> INPUT:
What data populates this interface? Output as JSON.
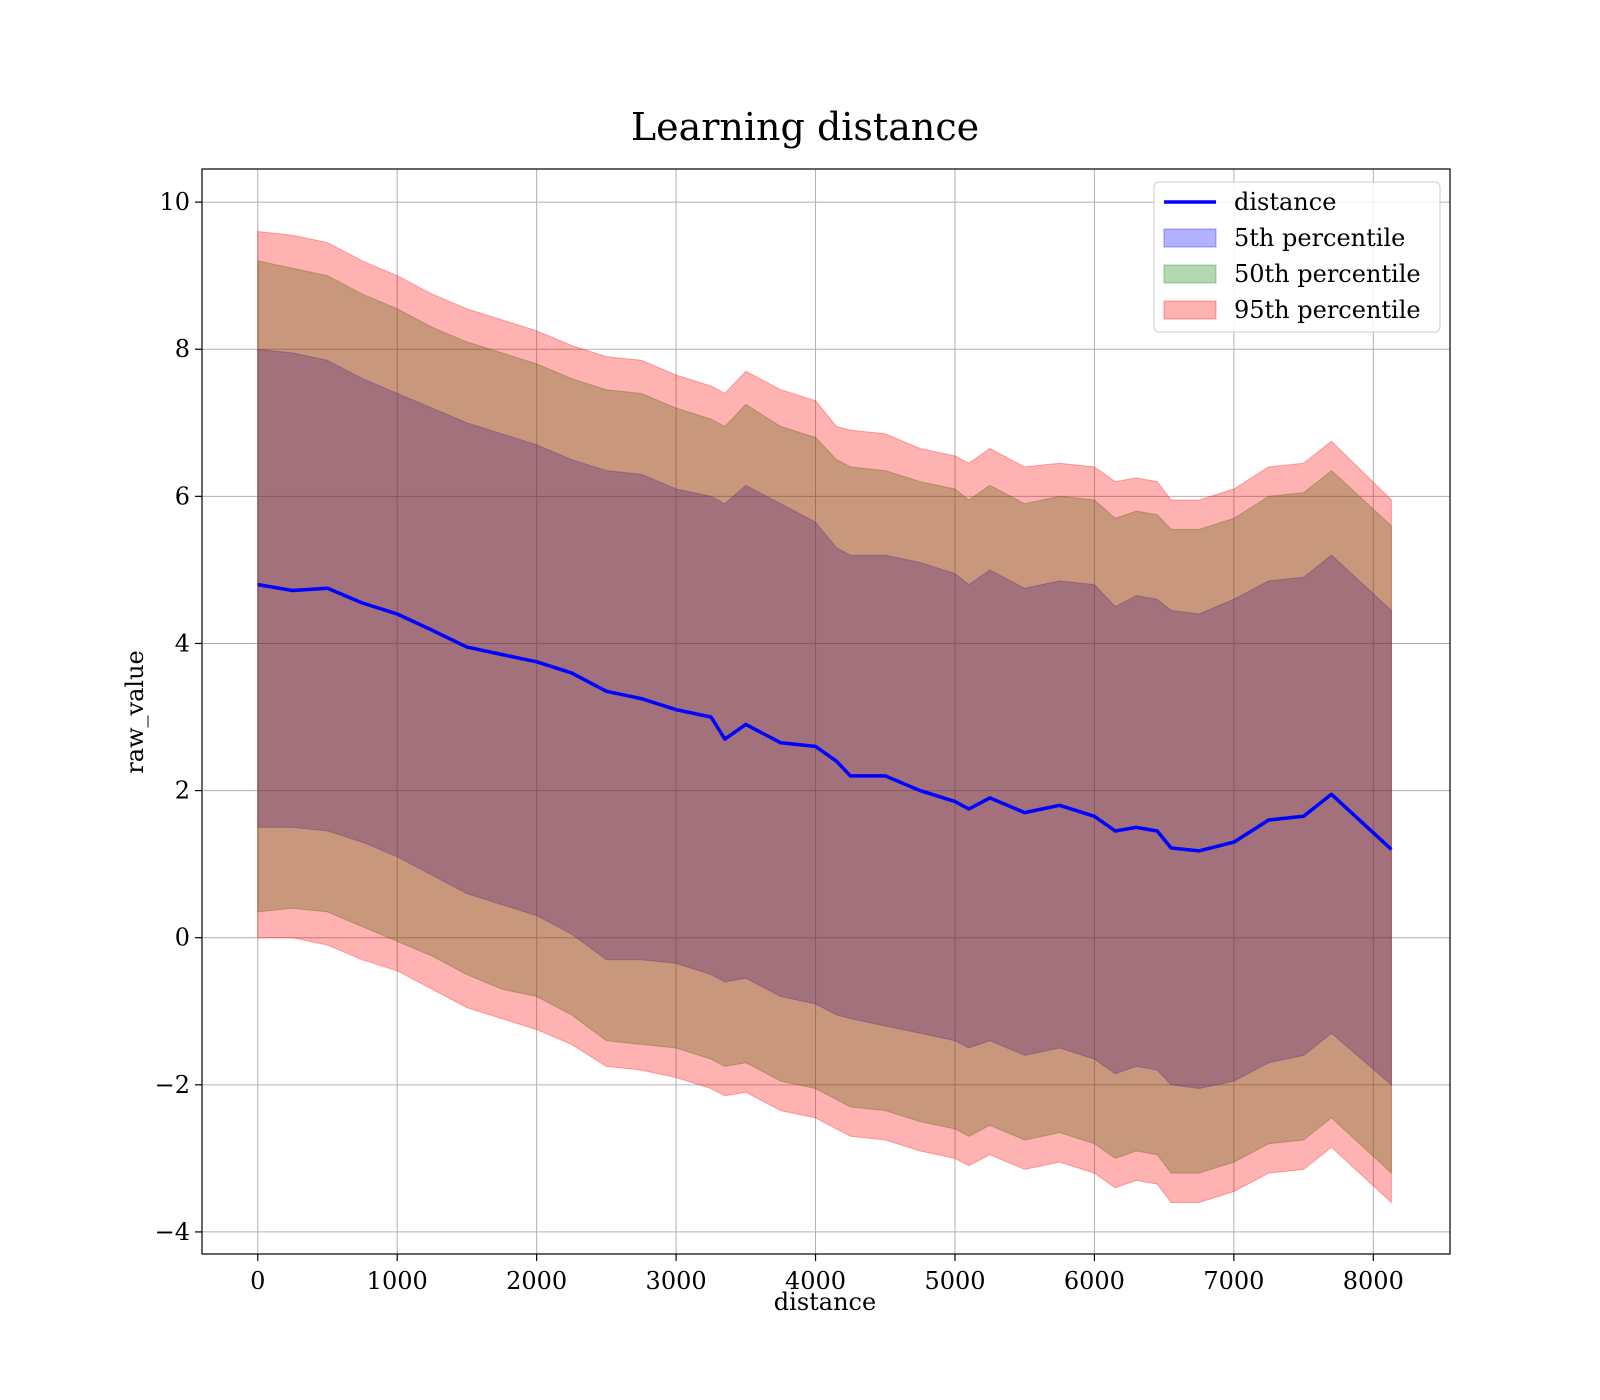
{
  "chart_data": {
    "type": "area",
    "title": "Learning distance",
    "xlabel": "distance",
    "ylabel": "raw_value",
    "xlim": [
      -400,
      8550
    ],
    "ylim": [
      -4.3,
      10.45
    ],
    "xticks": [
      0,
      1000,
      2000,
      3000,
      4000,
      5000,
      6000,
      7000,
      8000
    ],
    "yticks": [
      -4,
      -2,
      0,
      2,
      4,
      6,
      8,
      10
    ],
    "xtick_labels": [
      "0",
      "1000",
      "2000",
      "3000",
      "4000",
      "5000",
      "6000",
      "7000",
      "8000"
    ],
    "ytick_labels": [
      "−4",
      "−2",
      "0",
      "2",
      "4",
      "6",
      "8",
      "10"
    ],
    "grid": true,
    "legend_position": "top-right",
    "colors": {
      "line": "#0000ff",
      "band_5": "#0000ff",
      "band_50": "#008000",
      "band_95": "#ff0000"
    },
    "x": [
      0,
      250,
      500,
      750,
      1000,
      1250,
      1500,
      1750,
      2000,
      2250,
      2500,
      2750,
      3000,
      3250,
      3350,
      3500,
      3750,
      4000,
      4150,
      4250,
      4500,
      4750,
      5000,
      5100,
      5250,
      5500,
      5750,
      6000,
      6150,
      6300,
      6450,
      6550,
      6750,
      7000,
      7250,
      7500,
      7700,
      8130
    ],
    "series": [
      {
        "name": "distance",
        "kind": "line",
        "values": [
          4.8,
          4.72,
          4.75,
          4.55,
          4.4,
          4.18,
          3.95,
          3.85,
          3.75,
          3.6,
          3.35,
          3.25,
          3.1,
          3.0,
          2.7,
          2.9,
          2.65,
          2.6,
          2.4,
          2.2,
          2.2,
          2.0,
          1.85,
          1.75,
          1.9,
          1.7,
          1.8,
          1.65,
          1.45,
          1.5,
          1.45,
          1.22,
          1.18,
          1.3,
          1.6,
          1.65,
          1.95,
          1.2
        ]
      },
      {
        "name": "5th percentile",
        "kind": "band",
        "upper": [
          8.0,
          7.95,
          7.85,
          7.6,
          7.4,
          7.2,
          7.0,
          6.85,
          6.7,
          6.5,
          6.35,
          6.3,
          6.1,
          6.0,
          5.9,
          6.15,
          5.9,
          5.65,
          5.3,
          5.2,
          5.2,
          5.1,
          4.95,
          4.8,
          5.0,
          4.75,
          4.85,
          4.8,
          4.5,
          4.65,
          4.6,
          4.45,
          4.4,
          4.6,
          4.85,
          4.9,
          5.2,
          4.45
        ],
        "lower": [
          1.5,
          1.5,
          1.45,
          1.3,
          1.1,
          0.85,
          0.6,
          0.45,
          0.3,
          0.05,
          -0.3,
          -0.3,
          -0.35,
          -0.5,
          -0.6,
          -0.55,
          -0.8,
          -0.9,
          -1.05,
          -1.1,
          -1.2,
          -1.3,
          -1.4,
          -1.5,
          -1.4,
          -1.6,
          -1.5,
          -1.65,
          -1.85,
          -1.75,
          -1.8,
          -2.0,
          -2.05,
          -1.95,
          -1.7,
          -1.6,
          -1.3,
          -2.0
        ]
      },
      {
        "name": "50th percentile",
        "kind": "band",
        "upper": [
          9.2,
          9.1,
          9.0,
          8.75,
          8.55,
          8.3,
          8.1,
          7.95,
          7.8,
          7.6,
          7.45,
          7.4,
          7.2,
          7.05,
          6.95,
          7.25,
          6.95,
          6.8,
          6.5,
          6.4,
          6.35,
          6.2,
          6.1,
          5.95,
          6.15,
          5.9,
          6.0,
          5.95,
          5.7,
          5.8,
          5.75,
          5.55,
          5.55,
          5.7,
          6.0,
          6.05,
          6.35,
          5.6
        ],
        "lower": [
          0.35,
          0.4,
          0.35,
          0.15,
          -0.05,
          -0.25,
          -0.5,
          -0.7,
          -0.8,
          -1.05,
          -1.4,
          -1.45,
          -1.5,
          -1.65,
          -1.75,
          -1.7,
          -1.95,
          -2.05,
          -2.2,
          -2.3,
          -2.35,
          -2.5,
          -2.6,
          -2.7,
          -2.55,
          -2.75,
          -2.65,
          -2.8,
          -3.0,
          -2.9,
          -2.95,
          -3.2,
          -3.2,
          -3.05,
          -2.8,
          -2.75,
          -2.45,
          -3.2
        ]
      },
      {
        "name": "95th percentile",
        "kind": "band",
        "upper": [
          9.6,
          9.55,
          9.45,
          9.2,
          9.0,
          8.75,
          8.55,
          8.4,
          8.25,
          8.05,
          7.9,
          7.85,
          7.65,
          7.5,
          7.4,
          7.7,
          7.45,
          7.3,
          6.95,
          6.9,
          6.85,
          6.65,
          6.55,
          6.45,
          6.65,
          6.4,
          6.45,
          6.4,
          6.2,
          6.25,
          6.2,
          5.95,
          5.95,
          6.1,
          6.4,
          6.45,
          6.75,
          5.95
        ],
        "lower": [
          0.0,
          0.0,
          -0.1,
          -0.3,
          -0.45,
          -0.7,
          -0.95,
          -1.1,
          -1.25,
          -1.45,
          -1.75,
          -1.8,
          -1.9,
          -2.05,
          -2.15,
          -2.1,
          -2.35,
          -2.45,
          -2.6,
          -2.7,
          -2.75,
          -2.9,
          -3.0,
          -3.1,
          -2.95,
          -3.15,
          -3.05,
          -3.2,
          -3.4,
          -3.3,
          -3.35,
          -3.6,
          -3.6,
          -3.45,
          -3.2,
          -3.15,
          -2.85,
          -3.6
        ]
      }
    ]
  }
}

> TASK GOAL:
Quote the entries in full. Any image among them is to be omitted from the copy.

> REPLY TO THE TASK:
What data populates this interface? Output as JSON.
{
  "chart_data": {
    "type": "area",
    "title": "Learning distance",
    "xlabel": "distance",
    "ylabel": "raw_value",
    "xlim": [
      -400,
      8550
    ],
    "ylim": [
      -4.3,
      10.45
    ],
    "xticks": [
      0,
      1000,
      2000,
      3000,
      4000,
      5000,
      6000,
      7000,
      8000
    ],
    "yticks": [
      -4,
      -2,
      0,
      2,
      4,
      6,
      8,
      10
    ],
    "xtick_labels": [
      "0",
      "1000",
      "2000",
      "3000",
      "4000",
      "5000",
      "6000",
      "7000",
      "8000"
    ],
    "ytick_labels": [
      "−4",
      "−2",
      "0",
      "2",
      "4",
      "6",
      "8",
      "10"
    ],
    "grid": true,
    "legend_position": "top-right",
    "colors": {
      "line": "#0000ff",
      "band_5": "#0000ff",
      "band_50": "#008000",
      "band_95": "#ff0000"
    },
    "x": [
      0,
      250,
      500,
      750,
      1000,
      1250,
      1500,
      1750,
      2000,
      2250,
      2500,
      2750,
      3000,
      3250,
      3350,
      3500,
      3750,
      4000,
      4150,
      4250,
      4500,
      4750,
      5000,
      5100,
      5250,
      5500,
      5750,
      6000,
      6150,
      6300,
      6450,
      6550,
      6750,
      7000,
      7250,
      7500,
      7700,
      8130
    ],
    "series": [
      {
        "name": "distance",
        "kind": "line",
        "values": [
          4.8,
          4.72,
          4.75,
          4.55,
          4.4,
          4.18,
          3.95,
          3.85,
          3.75,
          3.6,
          3.35,
          3.25,
          3.1,
          3.0,
          2.7,
          2.9,
          2.65,
          2.6,
          2.4,
          2.2,
          2.2,
          2.0,
          1.85,
          1.75,
          1.9,
          1.7,
          1.8,
          1.65,
          1.45,
          1.5,
          1.45,
          1.22,
          1.18,
          1.3,
          1.6,
          1.65,
          1.95,
          1.2
        ]
      },
      {
        "name": "5th percentile",
        "kind": "band",
        "upper": [
          8.0,
          7.95,
          7.85,
          7.6,
          7.4,
          7.2,
          7.0,
          6.85,
          6.7,
          6.5,
          6.35,
          6.3,
          6.1,
          6.0,
          5.9,
          6.15,
          5.9,
          5.65,
          5.3,
          5.2,
          5.2,
          5.1,
          4.95,
          4.8,
          5.0,
          4.75,
          4.85,
          4.8,
          4.5,
          4.65,
          4.6,
          4.45,
          4.4,
          4.6,
          4.85,
          4.9,
          5.2,
          4.45
        ],
        "lower": [
          1.5,
          1.5,
          1.45,
          1.3,
          1.1,
          0.85,
          0.6,
          0.45,
          0.3,
          0.05,
          -0.3,
          -0.3,
          -0.35,
          -0.5,
          -0.6,
          -0.55,
          -0.8,
          -0.9,
          -1.05,
          -1.1,
          -1.2,
          -1.3,
          -1.4,
          -1.5,
          -1.4,
          -1.6,
          -1.5,
          -1.65,
          -1.85,
          -1.75,
          -1.8,
          -2.0,
          -2.05,
          -1.95,
          -1.7,
          -1.6,
          -1.3,
          -2.0
        ]
      },
      {
        "name": "50th percentile",
        "kind": "band",
        "upper": [
          9.2,
          9.1,
          9.0,
          8.75,
          8.55,
          8.3,
          8.1,
          7.95,
          7.8,
          7.6,
          7.45,
          7.4,
          7.2,
          7.05,
          6.95,
          7.25,
          6.95,
          6.8,
          6.5,
          6.4,
          6.35,
          6.2,
          6.1,
          5.95,
          6.15,
          5.9,
          6.0,
          5.95,
          5.7,
          5.8,
          5.75,
          5.55,
          5.55,
          5.7,
          6.0,
          6.05,
          6.35,
          5.6
        ],
        "lower": [
          0.35,
          0.4,
          0.35,
          0.15,
          -0.05,
          -0.25,
          -0.5,
          -0.7,
          -0.8,
          -1.05,
          -1.4,
          -1.45,
          -1.5,
          -1.65,
          -1.75,
          -1.7,
          -1.95,
          -2.05,
          -2.2,
          -2.3,
          -2.35,
          -2.5,
          -2.6,
          -2.7,
          -2.55,
          -2.75,
          -2.65,
          -2.8,
          -3.0,
          -2.9,
          -2.95,
          -3.2,
          -3.2,
          -3.05,
          -2.8,
          -2.75,
          -2.45,
          -3.2
        ]
      },
      {
        "name": "95th percentile",
        "kind": "band",
        "upper": [
          9.6,
          9.55,
          9.45,
          9.2,
          9.0,
          8.75,
          8.55,
          8.4,
          8.25,
          8.05,
          7.9,
          7.85,
          7.65,
          7.5,
          7.4,
          7.7,
          7.45,
          7.3,
          6.95,
          6.9,
          6.85,
          6.65,
          6.55,
          6.45,
          6.65,
          6.4,
          6.45,
          6.4,
          6.2,
          6.25,
          6.2,
          5.95,
          5.95,
          6.1,
          6.4,
          6.45,
          6.75,
          5.95
        ],
        "lower": [
          0.0,
          0.0,
          -0.1,
          -0.3,
          -0.45,
          -0.7,
          -0.95,
          -1.1,
          -1.25,
          -1.45,
          -1.75,
          -1.8,
          -1.9,
          -2.05,
          -2.15,
          -2.1,
          -2.35,
          -2.45,
          -2.6,
          -2.7,
          -2.75,
          -2.9,
          -3.0,
          -3.1,
          -2.95,
          -3.15,
          -3.05,
          -3.2,
          -3.4,
          -3.3,
          -3.35,
          -3.6,
          -3.6,
          -3.45,
          -3.2,
          -3.15,
          -2.85,
          -3.6
        ]
      }
    ]
  }
}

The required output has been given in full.